● **Dataset**
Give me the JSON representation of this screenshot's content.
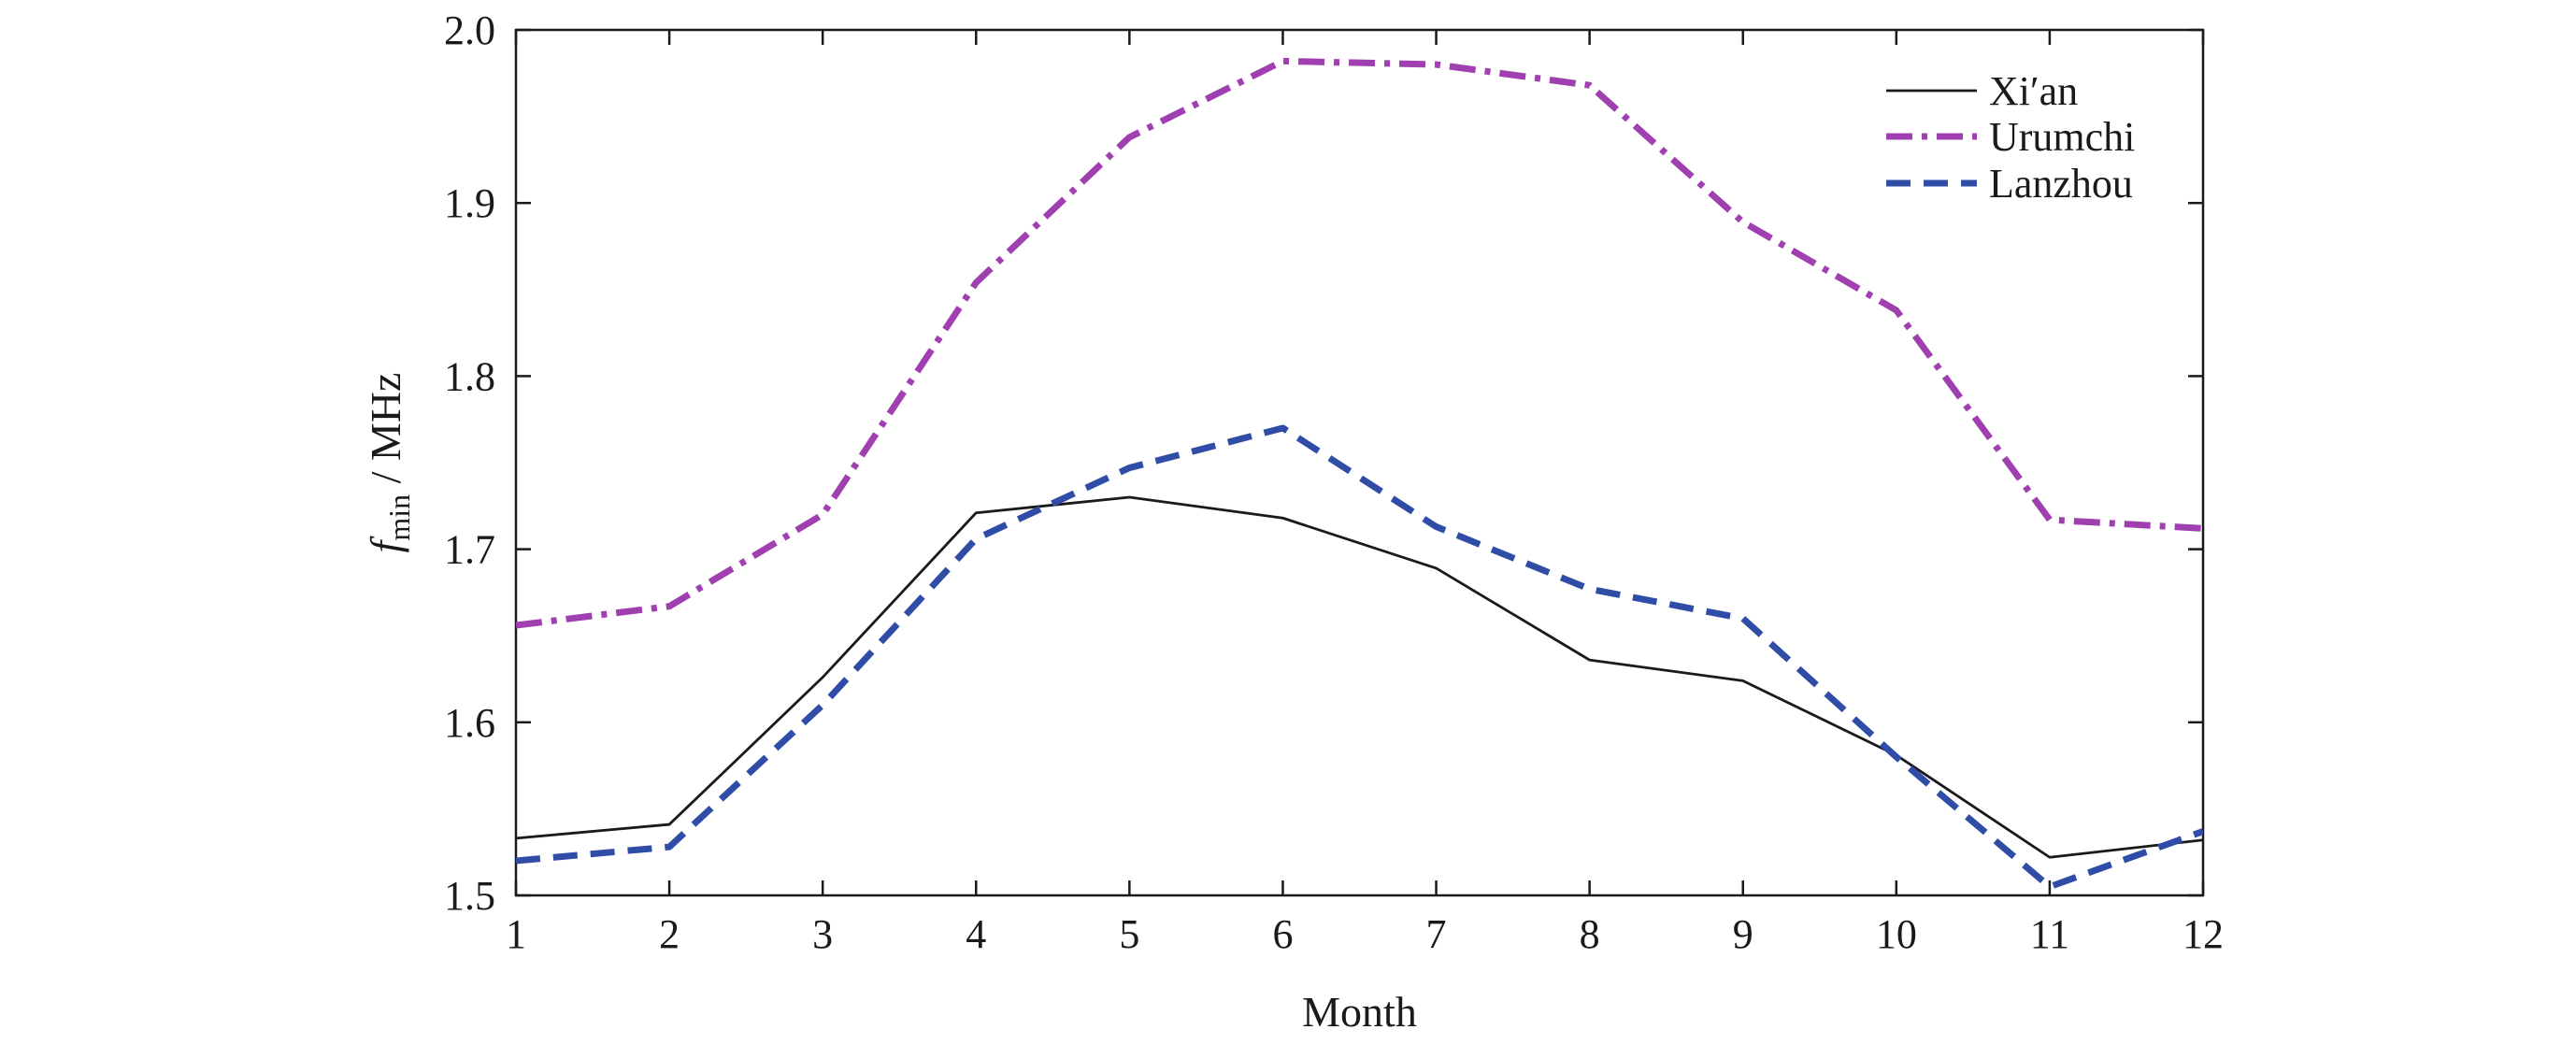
{
  "chart_data": {
    "type": "line",
    "x": [
      1,
      2,
      3,
      4,
      5,
      6,
      7,
      8,
      9,
      10,
      11,
      12
    ],
    "xlabel": "Month",
    "ylabel": {
      "main": "f",
      "subscript": "min",
      "unit": " / MHz"
    },
    "xlim": [
      1,
      12
    ],
    "ylim": [
      1.5,
      2.0
    ],
    "x_ticks": [
      "1",
      "2",
      "3",
      "4",
      "5",
      "6",
      "7",
      "8",
      "9",
      "10",
      "11",
      "12"
    ],
    "y_ticks": [
      "1.5",
      "1.6",
      "1.7",
      "1.8",
      "1.9",
      "2.0"
    ],
    "grid": false,
    "legend_position": "top-right",
    "series": [
      {
        "name": "Xi′an",
        "color": "#1a1a1a",
        "style": "solid",
        "values": [
          1.533,
          1.541,
          1.626,
          1.721,
          1.73,
          1.718,
          1.689,
          1.636,
          1.624,
          1.581,
          1.522,
          1.532
        ]
      },
      {
        "name": "Urumchi",
        "color": "#a040b0",
        "style": "dash-dot",
        "values": [
          1.656,
          1.667,
          1.72,
          1.854,
          1.938,
          1.982,
          1.98,
          1.968,
          1.889,
          1.838,
          1.717,
          1.712
        ]
      },
      {
        "name": "Lanzhou",
        "color": "#2f4da6",
        "style": "dashed",
        "values": [
          1.52,
          1.528,
          1.61,
          1.706,
          1.747,
          1.77,
          1.713,
          1.677,
          1.66,
          1.58,
          1.505,
          1.537
        ]
      }
    ]
  }
}
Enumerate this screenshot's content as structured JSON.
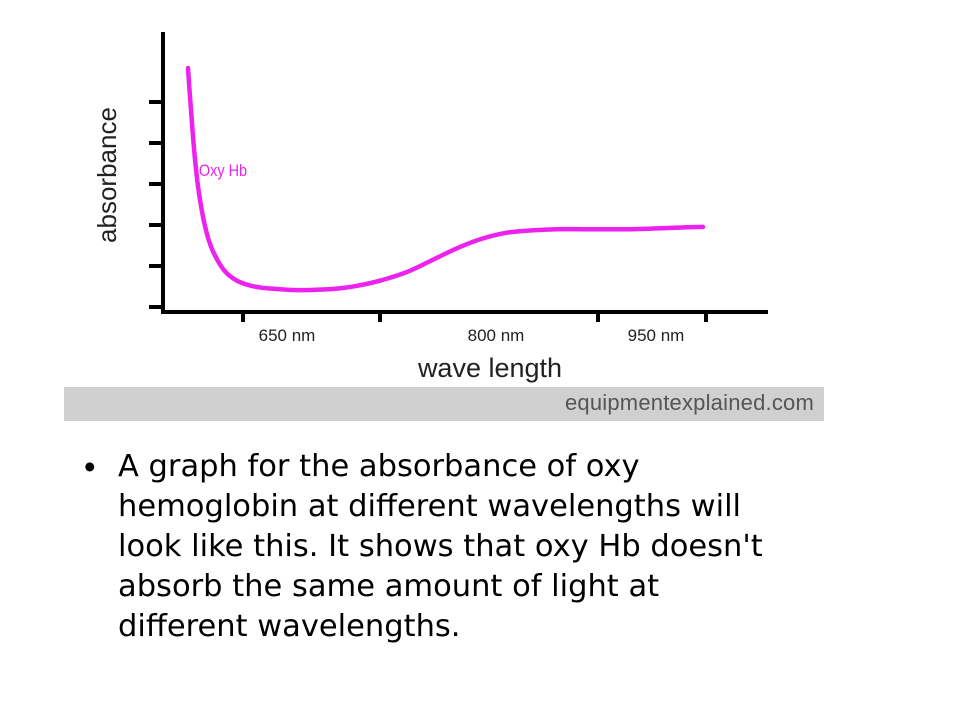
{
  "chart_data": {
    "type": "line",
    "xlabel": "wave length",
    "ylabel": "absorbance",
    "x_ticks": [
      {
        "value": 650,
        "label": "650 nm"
      },
      {
        "value": 800,
        "label": "800 nm"
      },
      {
        "value": 950,
        "label": "950 nm"
      }
    ],
    "xlim": [
      560,
      1040
    ],
    "ylim": [
      0,
      1
    ],
    "y_tick_count": 6,
    "y_tick_labels_shown": false,
    "grid": false,
    "series": [
      {
        "name": "Oxy Hb",
        "color": "#ee22ee",
        "x": [
          580,
          582,
          585,
          588,
          592,
          596,
          600,
          606,
          612,
          620,
          630,
          640,
          650,
          665,
          680,
          700,
          720,
          740,
          760,
          780,
          800,
          820,
          840,
          860,
          880,
          900,
          920,
          940,
          960,
          980,
          1000
        ],
        "y": [
          0.95,
          0.8,
          0.6,
          0.45,
          0.32,
          0.23,
          0.17,
          0.11,
          0.07,
          0.04,
          0.02,
          0.01,
          0.005,
          0.0,
          0.0,
          0.005,
          0.02,
          0.045,
          0.08,
          0.13,
          0.18,
          0.22,
          0.245,
          0.255,
          0.26,
          0.26,
          0.26,
          0.26,
          0.263,
          0.267,
          0.27
        ]
      }
    ]
  },
  "watermark": {
    "part1": "equipment",
    "part2": "explained",
    "part3": ".com"
  },
  "bullet": {
    "dot": "•",
    "text": "A graph for the absorbance of oxy hemoglobin at different wavelengths will look like this. It shows that oxy Hb doesn't absorb the same amount of light at different wavelengths."
  }
}
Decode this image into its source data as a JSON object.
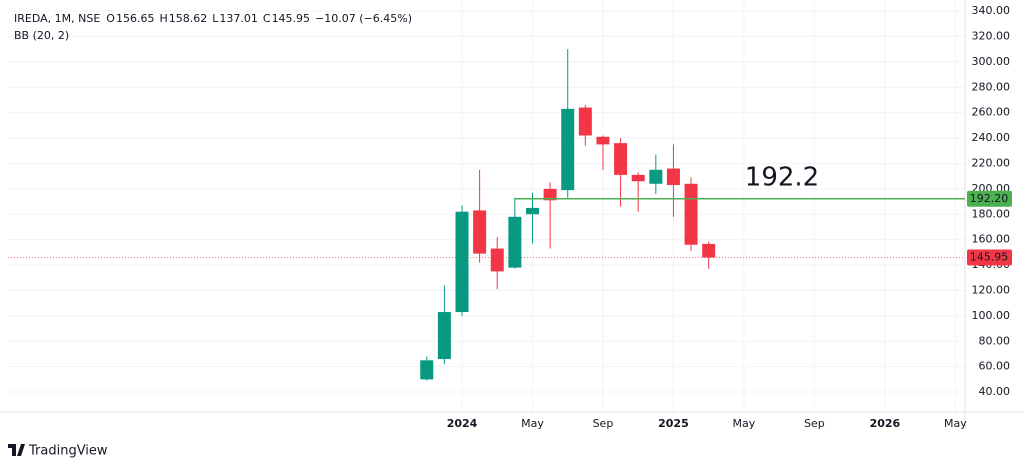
{
  "chart_data": {
    "type": "candlestick",
    "title": "IREDA, 1M, NSE",
    "header": [
      {
        "label": "O",
        "value": "156.65"
      },
      {
        "label": "H",
        "value": "158.62"
      },
      {
        "label": "L",
        "value": "137.01"
      },
      {
        "label": "C",
        "value": "145.95"
      }
    ],
    "change": "−10.07 (−6.45%)",
    "indicator": "BB (20, 2)",
    "x": [
      "2023-11",
      "2023-12",
      "2024-01",
      "2024-02",
      "2024-03",
      "2024-04",
      "2024-05",
      "2024-06",
      "2024-07",
      "2024-08",
      "2024-09",
      "2024-10",
      "2024-11",
      "2024-12",
      "2025-01",
      "2025-02",
      "2025-03"
    ],
    "open": [
      50,
      66,
      103,
      183,
      153,
      138,
      180,
      200,
      199,
      264,
      241,
      236,
      211,
      204,
      216,
      204,
      156.65
    ],
    "high": [
      68,
      124,
      187,
      215,
      162,
      193,
      197,
      205,
      310,
      266,
      242,
      240,
      213,
      227,
      235,
      209,
      158.62
    ],
    "low": [
      49,
      62,
      100,
      142,
      121,
      137,
      157,
      153,
      193,
      234,
      215,
      186,
      182,
      196,
      178,
      151,
      137.01
    ],
    "close": [
      65,
      103,
      182,
      149,
      135,
      178,
      185,
      191,
      263,
      242,
      235,
      211,
      206,
      215,
      203,
      156,
      145.95
    ],
    "up_color": "#089981",
    "down_color": "#f23645",
    "ylim": [
      24.3,
      342.4
    ],
    "yticks": [
      {
        "value": 40,
        "label": "40.00"
      },
      {
        "value": 60,
        "label": "60.00"
      },
      {
        "value": 80,
        "label": "80.00"
      },
      {
        "value": 100,
        "label": "100.00"
      },
      {
        "value": 120,
        "label": "120.00"
      },
      {
        "value": 140,
        "label": "140.00"
      },
      {
        "value": 160,
        "label": "160.00"
      },
      {
        "value": 180,
        "label": "180.00"
      },
      {
        "value": 200,
        "label": "200.00"
      },
      {
        "value": 220,
        "label": "220.00"
      },
      {
        "value": 240,
        "label": "240.00"
      },
      {
        "value": 260,
        "label": "260.00"
      },
      {
        "value": 280,
        "label": "280.00"
      },
      {
        "value": 300,
        "label": "300.00"
      },
      {
        "value": 320,
        "label": "320.00"
      },
      {
        "value": 340,
        "label": "340.00"
      }
    ],
    "xticks": [
      {
        "value": "2024-01",
        "label": "2024"
      },
      {
        "value": "2024-05",
        "label": "May"
      },
      {
        "value": "2024-09",
        "label": "Sep"
      },
      {
        "value": "2025-01",
        "label": "2025"
      },
      {
        "value": "2025-05",
        "label": "May"
      },
      {
        "value": "2025-09",
        "label": "Sep"
      },
      {
        "value": "2026-01",
        "label": "2026"
      },
      {
        "value": "2026-05",
        "label": "May"
      }
    ],
    "grid": true,
    "hline": {
      "value": 192.2,
      "start": "2024-04",
      "color": "#4caf50",
      "label": "192.2",
      "price_label": "192.20"
    },
    "last_price": {
      "value": 145.95,
      "label": "145.95"
    },
    "brand": "TradingView"
  }
}
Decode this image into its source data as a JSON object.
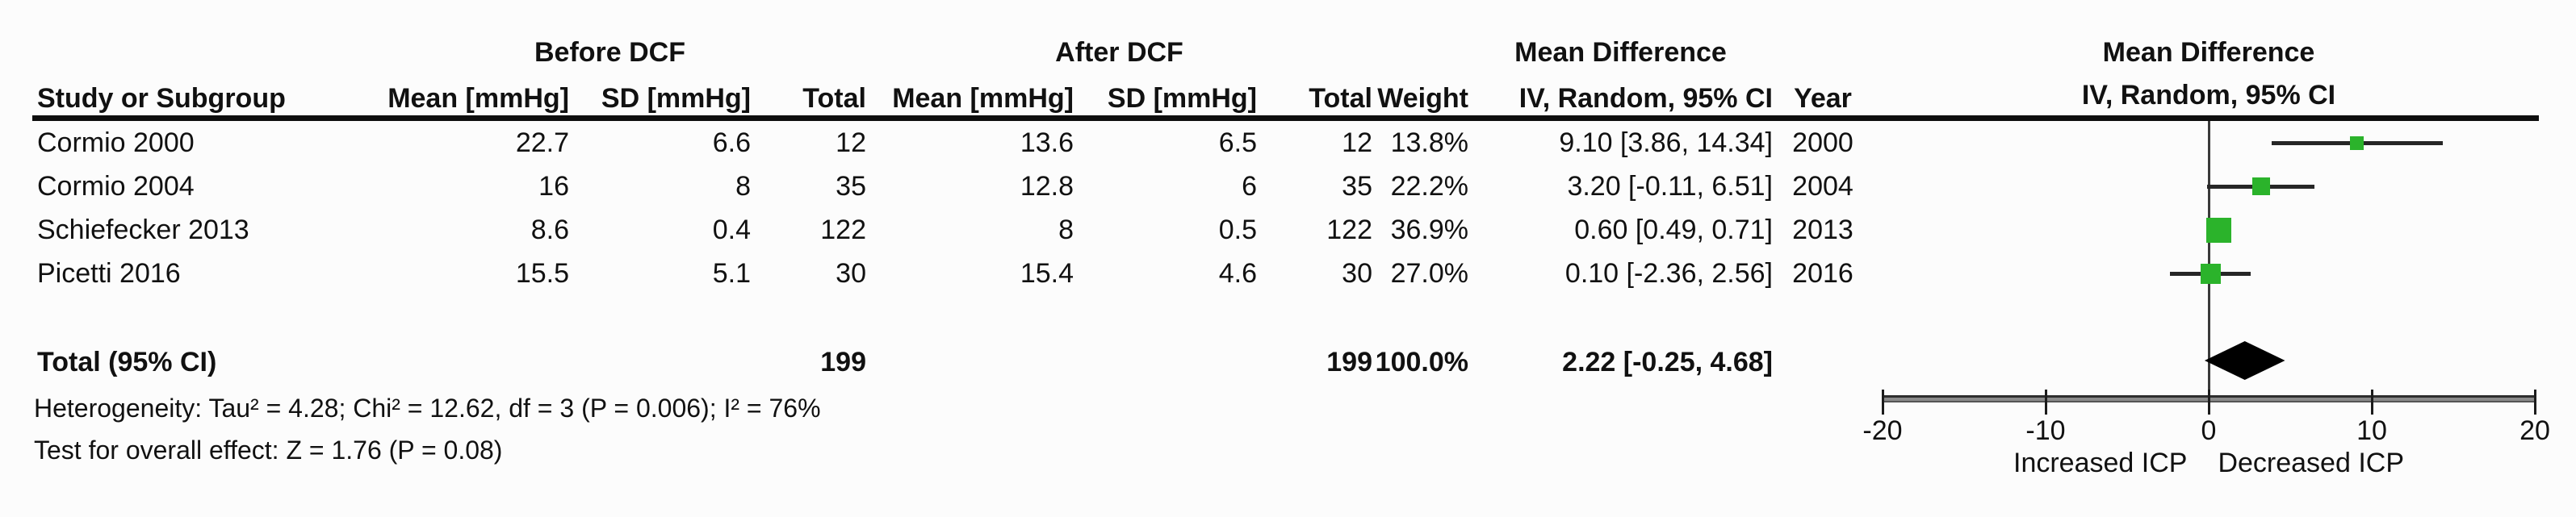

● **Requirements**
Quote the listing above in full, except for the pictures.

● **Task result**
Give me the JSON representation of this screenshot's content.
{
  "chart_data": {
    "type": "line",
    "x": [
      1,
      2,
      3,
      4,
      5,
      6,
      7,
      8,
      9,
      10,
      11,
      12
    ],
    "xlabel": "Month",
    "ylabel": {
      "main": "f",
      "subscript": "min",
      "unit": " / MHz"
    },
    "xlim": [
      1,
      12
    ],
    "ylim": [
      1.5,
      2.0
    ],
    "x_ticks": [
      "1",
      "2",
      "3",
      "4",
      "5",
      "6",
      "7",
      "8",
      "9",
      "10",
      "11",
      "12"
    ],
    "y_ticks": [
      "1.5",
      "1.6",
      "1.7",
      "1.8",
      "1.9",
      "2.0"
    ],
    "grid": false,
    "legend_position": "top-right",
    "series": [
      {
        "name": "Xi′an",
        "color": "#1a1a1a",
        "style": "solid",
        "values": [
          1.533,
          1.541,
          1.626,
          1.721,
          1.73,
          1.718,
          1.689,
          1.636,
          1.624,
          1.581,
          1.522,
          1.532
        ]
      },
      {
        "name": "Urumchi",
        "color": "#a040b0",
        "style": "dash-dot",
        "values": [
          1.656,
          1.667,
          1.72,
          1.854,
          1.938,
          1.982,
          1.98,
          1.968,
          1.889,
          1.838,
          1.717,
          1.712
        ]
      },
      {
        "name": "Lanzhou",
        "color": "#2f4da6",
        "style": "dashed",
        "values": [
          1.52,
          1.528,
          1.61,
          1.706,
          1.747,
          1.77,
          1.713,
          1.677,
          1.66,
          1.58,
          1.505,
          1.537
        ]
      }
    ]
  }
}
Enumerate this screenshot's content as structured JSON.
{
  "chart_data": {
    "type": "line",
    "xlabel": "wave length",
    "ylabel": "absorbance",
    "x_ticks": [
      {
        "value": 650,
        "label": "650 nm"
      },
      {
        "value": 800,
        "label": "800 nm"
      },
      {
        "value": 950,
        "label": "950 nm"
      }
    ],
    "xlim": [
      560,
      1040
    ],
    "ylim": [
      0,
      1
    ],
    "y_tick_count": 6,
    "y_tick_labels_shown": false,
    "grid": false,
    "series": [
      {
        "name": "Oxy Hb",
        "color": "#ee22ee",
        "x": [
          580,
          582,
          585,
          588,
          592,
          596,
          600,
          606,
          612,
          620,
          630,
          640,
          650,
          665,
          680,
          700,
          720,
          740,
          760,
          780,
          800,
          820,
          840,
          860,
          880,
          900,
          920,
          940,
          960,
          980,
          1000
        ],
        "y": [
          0.95,
          0.8,
          0.6,
          0.45,
          0.32,
          0.23,
          0.17,
          0.11,
          0.07,
          0.04,
          0.02,
          0.01,
          0.005,
          0.0,
          0.0,
          0.005,
          0.02,
          0.045,
          0.08,
          0.13,
          0.18,
          0.22,
          0.245,
          0.255,
          0.26,
          0.26,
          0.26,
          0.26,
          0.263,
          0.267,
          0.27
        ]
      }
    ]
  },
  "watermark": {
    "part1": "equipment",
    "part2": "explained",
    "part3": ".com"
  },
  "bullet": {
    "dot": "•",
    "text": "A graph for the absorbance of oxy hemoglobin at different wavelengths will look like this. It shows that oxy Hb doesn't absorb the same amount of light at different wavelengths."
  }
}
Decode this image into its source data as a JSON object.
{
  "chart_data": {
    "type": "candlestick",
    "title": "IREDA, 1M, NSE",
    "header": [
      {
        "label": "O",
        "value": "156.65"
      },
      {
        "label": "H",
        "value": "158.62"
      },
      {
        "label": "L",
        "value": "137.01"
      },
      {
        "label": "C",
        "value": "145.95"
      }
    ],
    "change": "−10.07 (−6.45%)",
    "indicator": "BB (20, 2)",
    "x": [
      "2023-11",
      "2023-12",
      "2024-01",
      "2024-02",
      "2024-03",
      "2024-04",
      "2024-05",
      "2024-06",
      "2024-07",
      "2024-08",
      "2024-09",
      "2024-10",
      "2024-11",
      "2024-12",
      "2025-01",
      "2025-02",
      "2025-03"
    ],
    "open": [
      50,
      66,
      103,
      183,
      153,
      138,
      180,
      200,
      199,
      264,
      241,
      236,
      211,
      204,
      216,
      204,
      156.65
    ],
    "high": [
      68,
      124,
      187,
      215,
      162,
      193,
      197,
      205,
      310,
      266,
      242,
      240,
      213,
      227,
      235,
      209,
      158.62
    ],
    "low": [
      49,
      62,
      100,
      142,
      121,
      137,
      157,
      153,
      193,
      234,
      215,
      186,
      182,
      196,
      178,
      151,
      137.01
    ],
    "close": [
      65,
      103,
      182,
      149,
      135,
      178,
      185,
      191,
      263,
      242,
      235,
      211,
      206,
      215,
      203,
      156,
      145.95
    ],
    "up_color": "#089981",
    "down_color": "#f23645",
    "ylim": [
      24.3,
      342.4
    ],
    "yticks": [
      {
        "value": 40,
        "label": "40.00"
      },
      {
        "value": 60,
        "label": "60.00"
      },
      {
        "value": 80,
        "label": "80.00"
      },
      {
        "value": 100,
        "label": "100.00"
      },
      {
        "value": 120,
        "label": "120.00"
      },
      {
        "value": 140,
        "label": "140.00"
      },
      {
        "value": 160,
        "label": "160.00"
      },
      {
        "value": 180,
        "label": "180.00"
      },
      {
        "value": 200,
        "label": "200.00"
      },
      {
        "value": 220,
        "label": "220.00"
      },
      {
        "value": 240,
        "label": "240.00"
      },
      {
        "value": 260,
        "label": "260.00"
      },
      {
        "value": 280,
        "label": "280.00"
      },
      {
        "value": 300,
        "label": "300.00"
      },
      {
        "value": 320,
        "label": "320.00"
      },
      {
        "value": 340,
        "label": "340.00"
      }
    ],
    "xticks": [
      {
        "value": "2024-01",
        "label": "2024"
      },
      {
        "value": "2024-05",
        "label": "May"
      },
      {
        "value": "2024-09",
        "label": "Sep"
      },
      {
        "value": "2025-01",
        "label": "2025"
      },
      {
        "value": "2025-05",
        "label": "May"
      },
      {
        "value": "2025-09",
        "label": "Sep"
      },
      {
        "value": "2026-01",
        "label": "2026"
      },
      {
        "value": "2026-05",
        "label": "May"
      }
    ],
    "grid": true,
    "hline": {
      "value": 192.2,
      "start": "2024-04",
      "color": "#4caf50",
      "label": "192.2",
      "price_label": "192.20"
    },
    "last_price": {
      "value": 145.95,
      "label": "145.95"
    },
    "brand": "TradingView"
  }
}
Decode this image into its source data as a JSON object.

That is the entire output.